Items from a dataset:
==========

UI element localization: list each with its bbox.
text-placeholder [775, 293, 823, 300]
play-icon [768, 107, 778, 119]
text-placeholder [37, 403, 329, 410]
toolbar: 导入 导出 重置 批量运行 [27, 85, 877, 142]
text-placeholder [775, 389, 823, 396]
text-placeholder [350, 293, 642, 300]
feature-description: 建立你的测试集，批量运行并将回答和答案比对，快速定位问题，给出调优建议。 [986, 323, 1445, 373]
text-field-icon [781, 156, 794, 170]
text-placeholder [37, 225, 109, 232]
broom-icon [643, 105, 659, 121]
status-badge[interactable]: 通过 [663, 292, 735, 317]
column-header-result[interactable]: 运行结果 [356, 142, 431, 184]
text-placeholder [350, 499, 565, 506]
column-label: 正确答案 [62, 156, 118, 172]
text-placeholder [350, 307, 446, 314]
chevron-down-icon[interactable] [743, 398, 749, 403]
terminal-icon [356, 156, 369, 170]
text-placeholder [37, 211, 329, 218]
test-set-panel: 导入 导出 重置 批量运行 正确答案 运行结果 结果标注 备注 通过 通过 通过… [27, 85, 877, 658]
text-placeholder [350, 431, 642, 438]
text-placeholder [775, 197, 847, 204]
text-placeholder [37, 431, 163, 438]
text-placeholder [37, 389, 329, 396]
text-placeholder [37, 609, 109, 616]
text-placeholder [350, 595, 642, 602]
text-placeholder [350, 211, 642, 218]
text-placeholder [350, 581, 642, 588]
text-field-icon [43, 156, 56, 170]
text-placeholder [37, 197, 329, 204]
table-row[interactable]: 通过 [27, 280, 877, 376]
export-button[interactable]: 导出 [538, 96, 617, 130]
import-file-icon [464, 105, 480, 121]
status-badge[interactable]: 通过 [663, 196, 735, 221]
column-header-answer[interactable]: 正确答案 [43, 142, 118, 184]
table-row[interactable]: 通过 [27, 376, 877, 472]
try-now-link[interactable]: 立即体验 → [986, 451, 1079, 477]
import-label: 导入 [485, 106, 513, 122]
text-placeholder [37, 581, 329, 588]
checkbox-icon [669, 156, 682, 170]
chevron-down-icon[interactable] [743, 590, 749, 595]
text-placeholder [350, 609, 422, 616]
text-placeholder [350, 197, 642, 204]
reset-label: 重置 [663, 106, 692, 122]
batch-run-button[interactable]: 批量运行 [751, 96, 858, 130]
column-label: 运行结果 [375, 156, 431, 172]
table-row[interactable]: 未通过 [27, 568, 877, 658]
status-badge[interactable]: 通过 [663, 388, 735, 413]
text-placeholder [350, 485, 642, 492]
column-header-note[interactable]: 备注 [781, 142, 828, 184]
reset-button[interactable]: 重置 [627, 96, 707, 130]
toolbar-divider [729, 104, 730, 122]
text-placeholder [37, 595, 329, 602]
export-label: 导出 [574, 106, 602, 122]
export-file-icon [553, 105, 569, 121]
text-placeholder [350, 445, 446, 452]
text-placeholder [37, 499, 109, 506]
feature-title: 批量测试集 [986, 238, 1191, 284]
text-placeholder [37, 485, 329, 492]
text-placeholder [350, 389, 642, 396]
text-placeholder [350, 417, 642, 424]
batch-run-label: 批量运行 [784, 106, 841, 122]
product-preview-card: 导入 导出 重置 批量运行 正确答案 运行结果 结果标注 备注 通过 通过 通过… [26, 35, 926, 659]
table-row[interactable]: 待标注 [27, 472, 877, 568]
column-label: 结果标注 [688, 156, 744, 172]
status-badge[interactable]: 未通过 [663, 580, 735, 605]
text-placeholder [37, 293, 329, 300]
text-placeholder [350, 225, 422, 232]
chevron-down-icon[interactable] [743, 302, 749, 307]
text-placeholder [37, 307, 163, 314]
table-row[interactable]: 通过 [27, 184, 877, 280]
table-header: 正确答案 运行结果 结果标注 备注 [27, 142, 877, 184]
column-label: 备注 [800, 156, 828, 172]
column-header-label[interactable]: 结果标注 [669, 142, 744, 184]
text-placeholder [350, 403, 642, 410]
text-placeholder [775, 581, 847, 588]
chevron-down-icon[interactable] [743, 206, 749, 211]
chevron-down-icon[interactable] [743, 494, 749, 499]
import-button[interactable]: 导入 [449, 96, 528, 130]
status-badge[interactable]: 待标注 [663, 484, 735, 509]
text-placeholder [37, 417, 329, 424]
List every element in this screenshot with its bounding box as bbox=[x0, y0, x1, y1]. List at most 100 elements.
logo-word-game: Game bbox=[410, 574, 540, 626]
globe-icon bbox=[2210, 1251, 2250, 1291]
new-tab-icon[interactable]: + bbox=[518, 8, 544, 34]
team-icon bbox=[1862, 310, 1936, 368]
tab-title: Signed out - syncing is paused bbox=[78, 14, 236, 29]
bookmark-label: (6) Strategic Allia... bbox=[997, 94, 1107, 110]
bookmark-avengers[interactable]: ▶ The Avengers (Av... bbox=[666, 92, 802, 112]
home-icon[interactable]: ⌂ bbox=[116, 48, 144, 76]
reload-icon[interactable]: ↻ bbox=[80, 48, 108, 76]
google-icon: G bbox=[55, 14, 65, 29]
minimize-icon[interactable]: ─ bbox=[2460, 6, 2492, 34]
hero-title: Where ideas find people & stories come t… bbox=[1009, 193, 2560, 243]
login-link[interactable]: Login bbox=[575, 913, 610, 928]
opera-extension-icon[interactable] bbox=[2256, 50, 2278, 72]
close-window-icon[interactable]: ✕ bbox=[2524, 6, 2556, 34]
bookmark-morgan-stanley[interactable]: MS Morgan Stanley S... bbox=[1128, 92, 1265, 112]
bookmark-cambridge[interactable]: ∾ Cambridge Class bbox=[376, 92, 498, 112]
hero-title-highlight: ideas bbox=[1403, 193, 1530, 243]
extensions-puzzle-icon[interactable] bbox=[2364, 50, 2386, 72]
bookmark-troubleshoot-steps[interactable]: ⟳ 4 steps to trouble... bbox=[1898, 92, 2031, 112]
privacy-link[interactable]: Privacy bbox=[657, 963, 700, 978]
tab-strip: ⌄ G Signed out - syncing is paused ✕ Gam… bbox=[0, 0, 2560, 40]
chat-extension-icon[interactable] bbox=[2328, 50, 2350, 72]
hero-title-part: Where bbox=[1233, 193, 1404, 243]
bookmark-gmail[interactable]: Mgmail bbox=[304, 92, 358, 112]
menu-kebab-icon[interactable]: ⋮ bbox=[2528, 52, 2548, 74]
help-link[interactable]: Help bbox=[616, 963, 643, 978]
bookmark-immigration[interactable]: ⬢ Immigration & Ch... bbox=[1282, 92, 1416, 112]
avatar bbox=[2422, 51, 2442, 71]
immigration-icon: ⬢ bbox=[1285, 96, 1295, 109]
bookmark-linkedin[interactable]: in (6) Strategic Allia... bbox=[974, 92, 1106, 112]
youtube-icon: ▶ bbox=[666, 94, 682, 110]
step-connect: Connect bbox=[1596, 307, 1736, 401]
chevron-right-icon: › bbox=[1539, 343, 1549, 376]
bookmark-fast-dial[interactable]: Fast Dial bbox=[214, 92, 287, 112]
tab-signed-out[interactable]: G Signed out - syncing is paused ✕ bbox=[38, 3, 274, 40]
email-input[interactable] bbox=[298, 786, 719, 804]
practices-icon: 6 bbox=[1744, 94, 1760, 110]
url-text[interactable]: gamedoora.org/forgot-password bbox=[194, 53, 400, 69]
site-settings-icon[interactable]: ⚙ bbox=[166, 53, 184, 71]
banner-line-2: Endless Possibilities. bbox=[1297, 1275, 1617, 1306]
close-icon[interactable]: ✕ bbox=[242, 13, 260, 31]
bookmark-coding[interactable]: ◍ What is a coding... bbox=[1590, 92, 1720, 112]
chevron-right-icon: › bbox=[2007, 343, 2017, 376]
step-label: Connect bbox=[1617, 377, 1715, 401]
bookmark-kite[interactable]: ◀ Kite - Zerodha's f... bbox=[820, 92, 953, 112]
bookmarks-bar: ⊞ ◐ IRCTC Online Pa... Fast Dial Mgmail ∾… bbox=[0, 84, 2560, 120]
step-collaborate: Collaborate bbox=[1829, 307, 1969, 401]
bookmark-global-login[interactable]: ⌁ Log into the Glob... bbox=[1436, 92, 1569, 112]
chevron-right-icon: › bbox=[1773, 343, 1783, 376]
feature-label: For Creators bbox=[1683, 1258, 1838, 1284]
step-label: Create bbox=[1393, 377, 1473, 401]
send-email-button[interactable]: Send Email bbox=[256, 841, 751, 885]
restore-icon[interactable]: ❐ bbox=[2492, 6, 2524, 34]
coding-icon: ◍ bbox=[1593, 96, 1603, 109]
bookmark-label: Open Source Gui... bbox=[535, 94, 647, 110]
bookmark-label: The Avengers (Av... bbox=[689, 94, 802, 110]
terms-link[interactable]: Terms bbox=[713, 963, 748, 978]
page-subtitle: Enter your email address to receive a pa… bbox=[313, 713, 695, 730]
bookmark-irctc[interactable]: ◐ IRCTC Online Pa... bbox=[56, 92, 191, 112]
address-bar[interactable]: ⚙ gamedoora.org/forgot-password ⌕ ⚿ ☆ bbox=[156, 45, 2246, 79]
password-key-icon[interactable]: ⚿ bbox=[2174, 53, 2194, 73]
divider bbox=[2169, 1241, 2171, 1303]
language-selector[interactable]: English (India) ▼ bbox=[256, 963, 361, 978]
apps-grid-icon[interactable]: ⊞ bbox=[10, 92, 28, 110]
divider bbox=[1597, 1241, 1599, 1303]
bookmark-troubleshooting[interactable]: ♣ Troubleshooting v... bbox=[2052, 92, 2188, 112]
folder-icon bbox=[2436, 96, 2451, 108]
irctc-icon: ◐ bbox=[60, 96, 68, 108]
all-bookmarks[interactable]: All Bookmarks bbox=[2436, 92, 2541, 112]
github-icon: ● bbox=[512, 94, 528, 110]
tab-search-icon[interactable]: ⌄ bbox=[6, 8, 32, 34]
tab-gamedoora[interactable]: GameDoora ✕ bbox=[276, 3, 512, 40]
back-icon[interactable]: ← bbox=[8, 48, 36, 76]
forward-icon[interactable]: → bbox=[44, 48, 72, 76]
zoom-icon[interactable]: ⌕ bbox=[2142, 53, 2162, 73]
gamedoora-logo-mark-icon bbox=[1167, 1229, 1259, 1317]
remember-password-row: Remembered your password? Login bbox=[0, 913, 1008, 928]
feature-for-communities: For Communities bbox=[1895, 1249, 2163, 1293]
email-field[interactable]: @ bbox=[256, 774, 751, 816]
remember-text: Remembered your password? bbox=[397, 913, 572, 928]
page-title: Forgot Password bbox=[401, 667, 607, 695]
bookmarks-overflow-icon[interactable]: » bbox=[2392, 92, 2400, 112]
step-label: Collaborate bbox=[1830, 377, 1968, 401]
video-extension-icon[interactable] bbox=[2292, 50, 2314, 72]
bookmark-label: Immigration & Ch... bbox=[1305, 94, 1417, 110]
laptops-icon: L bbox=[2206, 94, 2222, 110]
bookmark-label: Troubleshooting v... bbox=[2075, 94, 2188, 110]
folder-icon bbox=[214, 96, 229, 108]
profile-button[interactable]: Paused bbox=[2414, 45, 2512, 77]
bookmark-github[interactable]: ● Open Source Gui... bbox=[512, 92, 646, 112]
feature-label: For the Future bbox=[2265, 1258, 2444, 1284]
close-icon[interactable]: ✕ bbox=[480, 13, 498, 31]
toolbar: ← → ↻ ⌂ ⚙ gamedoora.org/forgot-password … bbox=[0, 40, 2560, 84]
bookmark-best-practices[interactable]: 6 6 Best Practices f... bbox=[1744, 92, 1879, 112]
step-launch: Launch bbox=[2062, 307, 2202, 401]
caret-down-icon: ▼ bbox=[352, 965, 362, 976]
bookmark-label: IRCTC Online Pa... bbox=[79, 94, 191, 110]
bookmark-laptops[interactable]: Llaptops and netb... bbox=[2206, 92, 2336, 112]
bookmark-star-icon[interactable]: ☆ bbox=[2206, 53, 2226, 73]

==========

Copy out the lines of the records exactly, from the very first line through the line that contains "text-placeholder [37, 211, 329, 218]", with both ends included.

■ **WRITTEN REPLY**:
UI element localization: list each with its bbox.
text-placeholder [775, 293, 823, 300]
play-icon [768, 107, 778, 119]
text-placeholder [37, 403, 329, 410]
toolbar: 导入 导出 重置 批量运行 [27, 85, 877, 142]
text-placeholder [775, 389, 823, 396]
text-placeholder [350, 293, 642, 300]
feature-description: 建立你的测试集，批量运行并将回答和答案比对，快速定位问题，给出调优建议。 [986, 323, 1445, 373]
text-field-icon [781, 156, 794, 170]
text-placeholder [37, 225, 109, 232]
broom-icon [643, 105, 659, 121]
status-badge[interactable]: 通过 [663, 292, 735, 317]
column-header-result[interactable]: 运行结果 [356, 142, 431, 184]
text-placeholder [350, 499, 565, 506]
column-label: 正确答案 [62, 156, 118, 172]
text-placeholder [350, 307, 446, 314]
chevron-down-icon[interactable] [743, 398, 749, 403]
terminal-icon [356, 156, 369, 170]
text-placeholder [37, 211, 329, 218]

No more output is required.